Leave the pictures out. Return all other data exactly.
....................
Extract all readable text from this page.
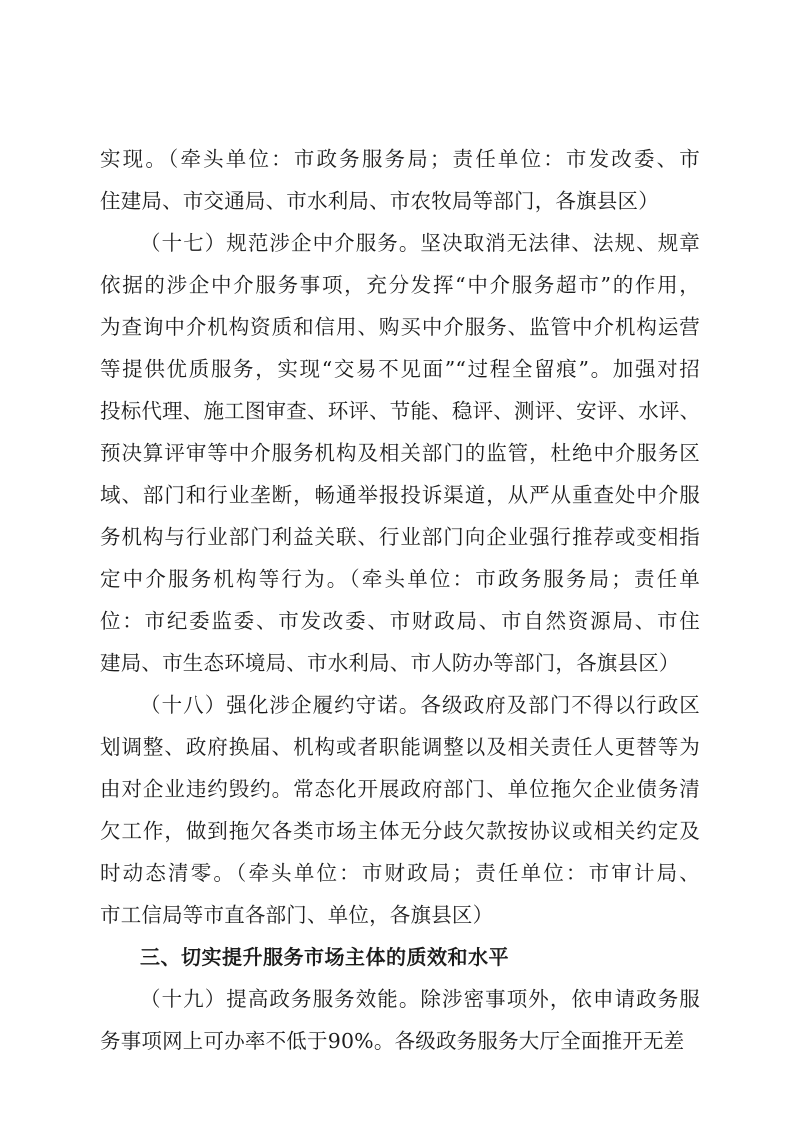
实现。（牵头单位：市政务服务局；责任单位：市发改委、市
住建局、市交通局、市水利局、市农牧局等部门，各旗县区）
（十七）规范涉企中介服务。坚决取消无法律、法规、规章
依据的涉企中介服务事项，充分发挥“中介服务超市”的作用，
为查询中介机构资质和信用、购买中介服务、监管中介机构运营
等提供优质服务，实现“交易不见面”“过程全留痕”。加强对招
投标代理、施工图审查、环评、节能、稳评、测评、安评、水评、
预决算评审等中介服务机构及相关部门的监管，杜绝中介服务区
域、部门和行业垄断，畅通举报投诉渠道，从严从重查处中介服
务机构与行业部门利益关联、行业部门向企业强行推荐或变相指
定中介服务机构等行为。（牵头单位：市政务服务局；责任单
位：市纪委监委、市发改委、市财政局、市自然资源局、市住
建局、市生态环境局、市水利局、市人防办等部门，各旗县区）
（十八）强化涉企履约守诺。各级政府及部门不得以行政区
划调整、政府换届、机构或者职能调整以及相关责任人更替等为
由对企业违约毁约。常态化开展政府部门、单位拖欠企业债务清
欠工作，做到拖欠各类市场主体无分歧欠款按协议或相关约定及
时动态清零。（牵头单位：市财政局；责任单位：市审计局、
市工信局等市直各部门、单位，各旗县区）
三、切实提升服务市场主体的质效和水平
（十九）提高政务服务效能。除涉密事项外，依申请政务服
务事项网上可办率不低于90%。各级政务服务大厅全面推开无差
....................
◆ Correct result
Extract all readable text from this page.
实现。（牵头单位：市政务服务局；责任单位：市发改委、市
住建局、市交通局、市水利局、市农牧局等部门，各旗县区）
（十七）规范涉企中介服务。坚决取消无法律、法规、规章
依据的涉企中介服务事项，充分发挥“中介服务超市”的作用，
为查询中介机构资质和信用、购买中介服务、监管中介机构运营
等提供优质服务，实现“交易不见面”“过程全留痕”。加强对招
投标代理、施工图审查、环评、节能、稳评、测评、安评、水评、
预决算评审等中介服务机构及相关部门的监管，杜绝中介服务区
域、部门和行业垄断，畅通举报投诉渠道，从严从重查处中介服
务机构与行业部门利益关联、行业部门向企业强行推荐或变相指
定中介服务机构等行为。（牵头单位：市政务服务局；责任单
位：市纪委监委、市发改委、市财政局、市自然资源局、市住
建局、市生态环境局、市水利局、市人防办等部门，各旗县区）
（十八）强化涉企履约守诺。各级政府及部门不得以行政区
划调整、政府换届、机构或者职能调整以及相关责任人更替等为
由对企业违约毁约。常态化开展政府部门、单位拖欠企业债务清
欠工作，做到拖欠各类市场主体无分歧欠款按协议或相关约定及
时动态清零。（牵头单位：市财政局；责任单位：市审计局、
市工信局等市直各部门、单位，各旗县区）
三、切实提升服务市场主体的质效和水平
（十九）提高政务服务效能。除涉密事项外，依申请政务服
务事项网上可办率不低于90%。各级政务服务大厅全面推开无差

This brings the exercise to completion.